| What is expected |
Across the entries below, how many lines contain the string "النبي"? Give only the count.

| Source records |
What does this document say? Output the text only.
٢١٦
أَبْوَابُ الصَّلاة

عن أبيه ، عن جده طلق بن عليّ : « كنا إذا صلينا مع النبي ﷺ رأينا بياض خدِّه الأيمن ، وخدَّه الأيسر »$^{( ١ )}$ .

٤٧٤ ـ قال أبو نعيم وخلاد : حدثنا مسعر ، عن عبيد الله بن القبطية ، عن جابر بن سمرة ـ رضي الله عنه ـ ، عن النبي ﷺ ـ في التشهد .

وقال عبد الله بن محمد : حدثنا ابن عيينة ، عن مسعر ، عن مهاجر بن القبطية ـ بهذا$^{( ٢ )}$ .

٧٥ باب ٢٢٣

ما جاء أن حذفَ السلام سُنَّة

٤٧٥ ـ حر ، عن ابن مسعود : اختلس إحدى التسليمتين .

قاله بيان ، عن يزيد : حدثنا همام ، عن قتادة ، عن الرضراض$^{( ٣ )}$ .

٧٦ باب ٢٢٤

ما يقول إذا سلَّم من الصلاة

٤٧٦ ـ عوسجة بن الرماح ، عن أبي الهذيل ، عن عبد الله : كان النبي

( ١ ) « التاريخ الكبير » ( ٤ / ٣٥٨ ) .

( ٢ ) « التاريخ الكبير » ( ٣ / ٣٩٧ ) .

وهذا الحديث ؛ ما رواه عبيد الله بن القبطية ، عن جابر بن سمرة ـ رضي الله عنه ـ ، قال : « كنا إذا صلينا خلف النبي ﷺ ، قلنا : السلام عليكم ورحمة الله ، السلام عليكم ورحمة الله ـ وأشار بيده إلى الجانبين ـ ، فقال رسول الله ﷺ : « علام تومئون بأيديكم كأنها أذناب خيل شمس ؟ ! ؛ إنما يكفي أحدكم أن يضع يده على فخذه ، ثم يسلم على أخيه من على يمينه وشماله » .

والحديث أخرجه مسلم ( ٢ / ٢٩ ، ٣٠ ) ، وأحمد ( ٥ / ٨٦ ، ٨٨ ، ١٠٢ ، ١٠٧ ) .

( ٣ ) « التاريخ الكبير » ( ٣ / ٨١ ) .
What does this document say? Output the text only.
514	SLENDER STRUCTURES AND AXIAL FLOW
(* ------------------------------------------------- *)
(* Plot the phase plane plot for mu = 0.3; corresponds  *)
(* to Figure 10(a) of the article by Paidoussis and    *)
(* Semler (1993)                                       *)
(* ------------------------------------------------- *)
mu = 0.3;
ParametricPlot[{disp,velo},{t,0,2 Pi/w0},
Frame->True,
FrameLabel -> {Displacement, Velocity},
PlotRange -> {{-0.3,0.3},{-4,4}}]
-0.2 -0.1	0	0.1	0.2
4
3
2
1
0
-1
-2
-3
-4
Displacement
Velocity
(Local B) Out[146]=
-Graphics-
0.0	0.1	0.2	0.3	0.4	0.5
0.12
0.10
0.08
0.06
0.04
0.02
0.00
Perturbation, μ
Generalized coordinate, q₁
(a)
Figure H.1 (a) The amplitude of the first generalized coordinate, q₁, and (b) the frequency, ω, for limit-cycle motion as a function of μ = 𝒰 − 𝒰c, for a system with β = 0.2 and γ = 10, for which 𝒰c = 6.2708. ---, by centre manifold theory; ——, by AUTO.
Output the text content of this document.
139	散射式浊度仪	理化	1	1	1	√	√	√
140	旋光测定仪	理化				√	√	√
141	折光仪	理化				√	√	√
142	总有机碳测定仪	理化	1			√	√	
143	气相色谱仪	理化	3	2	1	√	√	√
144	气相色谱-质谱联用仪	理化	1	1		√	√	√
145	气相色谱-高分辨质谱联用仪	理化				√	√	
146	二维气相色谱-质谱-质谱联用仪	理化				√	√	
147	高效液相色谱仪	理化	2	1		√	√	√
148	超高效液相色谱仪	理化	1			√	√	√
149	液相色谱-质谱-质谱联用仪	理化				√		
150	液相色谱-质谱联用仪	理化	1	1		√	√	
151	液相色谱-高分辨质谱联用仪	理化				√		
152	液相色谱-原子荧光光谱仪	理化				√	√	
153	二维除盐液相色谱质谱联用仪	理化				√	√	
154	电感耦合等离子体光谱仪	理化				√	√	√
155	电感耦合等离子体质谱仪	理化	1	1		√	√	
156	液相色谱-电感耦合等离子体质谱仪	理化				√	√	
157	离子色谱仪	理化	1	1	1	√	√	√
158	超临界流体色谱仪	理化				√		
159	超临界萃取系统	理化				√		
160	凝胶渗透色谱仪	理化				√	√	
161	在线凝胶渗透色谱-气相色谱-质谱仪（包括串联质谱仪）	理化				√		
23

| Result for this task |
4